## Problem statement
Determine how many lines contain the string "would". Reply with that figure and nothing else.

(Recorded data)
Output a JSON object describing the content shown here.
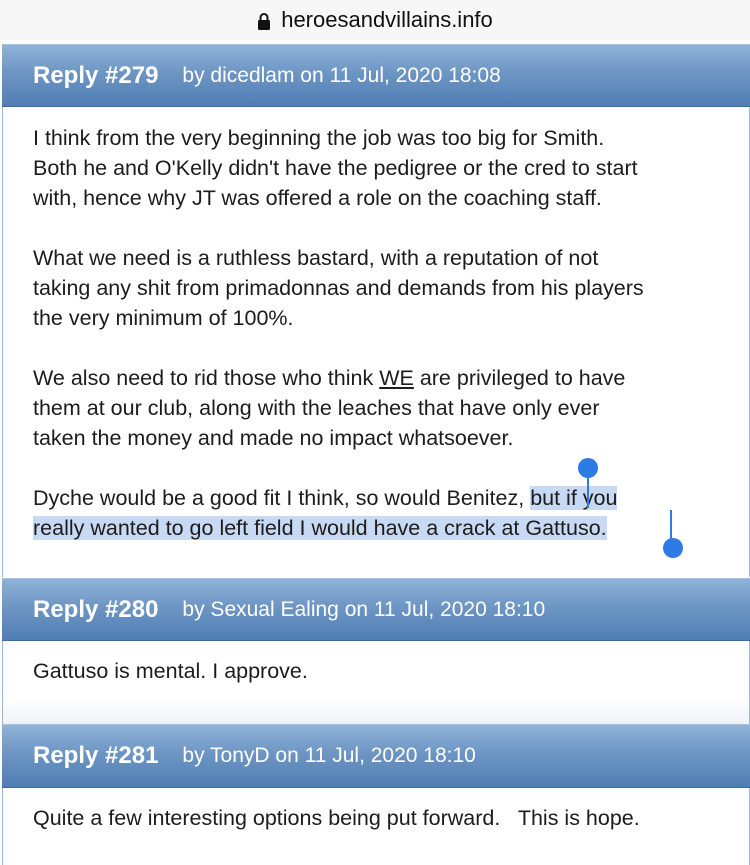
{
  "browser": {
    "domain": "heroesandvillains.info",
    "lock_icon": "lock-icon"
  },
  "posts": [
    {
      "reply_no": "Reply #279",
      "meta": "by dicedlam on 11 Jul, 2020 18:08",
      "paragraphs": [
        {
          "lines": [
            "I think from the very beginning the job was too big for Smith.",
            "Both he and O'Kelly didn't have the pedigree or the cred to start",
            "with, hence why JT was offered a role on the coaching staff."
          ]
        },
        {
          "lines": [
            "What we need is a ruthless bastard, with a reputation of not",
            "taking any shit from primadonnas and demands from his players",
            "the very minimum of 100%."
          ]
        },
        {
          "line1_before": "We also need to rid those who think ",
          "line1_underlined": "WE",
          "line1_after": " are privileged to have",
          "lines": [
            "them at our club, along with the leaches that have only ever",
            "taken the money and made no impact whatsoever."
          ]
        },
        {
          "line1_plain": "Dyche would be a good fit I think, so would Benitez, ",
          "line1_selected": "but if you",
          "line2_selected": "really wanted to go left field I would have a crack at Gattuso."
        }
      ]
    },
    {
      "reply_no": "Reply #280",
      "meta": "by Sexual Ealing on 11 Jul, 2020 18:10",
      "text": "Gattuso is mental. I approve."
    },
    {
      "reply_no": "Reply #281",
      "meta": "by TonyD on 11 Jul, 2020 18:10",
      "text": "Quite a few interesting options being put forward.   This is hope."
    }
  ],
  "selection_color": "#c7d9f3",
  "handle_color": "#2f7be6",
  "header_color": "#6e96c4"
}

* * *

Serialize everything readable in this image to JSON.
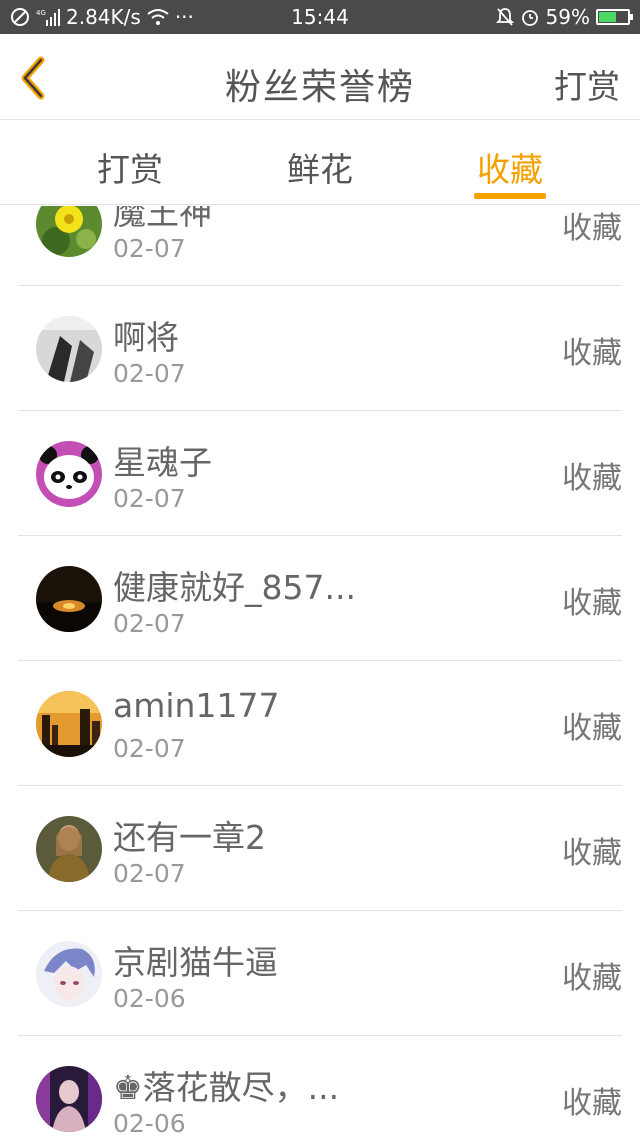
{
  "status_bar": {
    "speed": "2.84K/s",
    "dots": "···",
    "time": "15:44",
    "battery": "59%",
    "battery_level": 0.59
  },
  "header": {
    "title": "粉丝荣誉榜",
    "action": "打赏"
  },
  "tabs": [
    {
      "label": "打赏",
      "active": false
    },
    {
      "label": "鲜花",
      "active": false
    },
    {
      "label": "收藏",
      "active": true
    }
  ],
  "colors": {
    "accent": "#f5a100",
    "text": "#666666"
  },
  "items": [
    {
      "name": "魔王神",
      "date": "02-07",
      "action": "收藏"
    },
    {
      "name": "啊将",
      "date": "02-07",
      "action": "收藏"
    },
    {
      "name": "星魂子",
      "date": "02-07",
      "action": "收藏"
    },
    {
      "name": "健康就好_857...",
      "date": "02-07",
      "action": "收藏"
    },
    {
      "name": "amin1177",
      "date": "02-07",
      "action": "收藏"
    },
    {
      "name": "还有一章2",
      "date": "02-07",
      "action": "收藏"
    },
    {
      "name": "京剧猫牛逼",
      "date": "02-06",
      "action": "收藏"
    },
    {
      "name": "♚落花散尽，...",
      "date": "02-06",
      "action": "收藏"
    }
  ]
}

## Answer to this exercise
2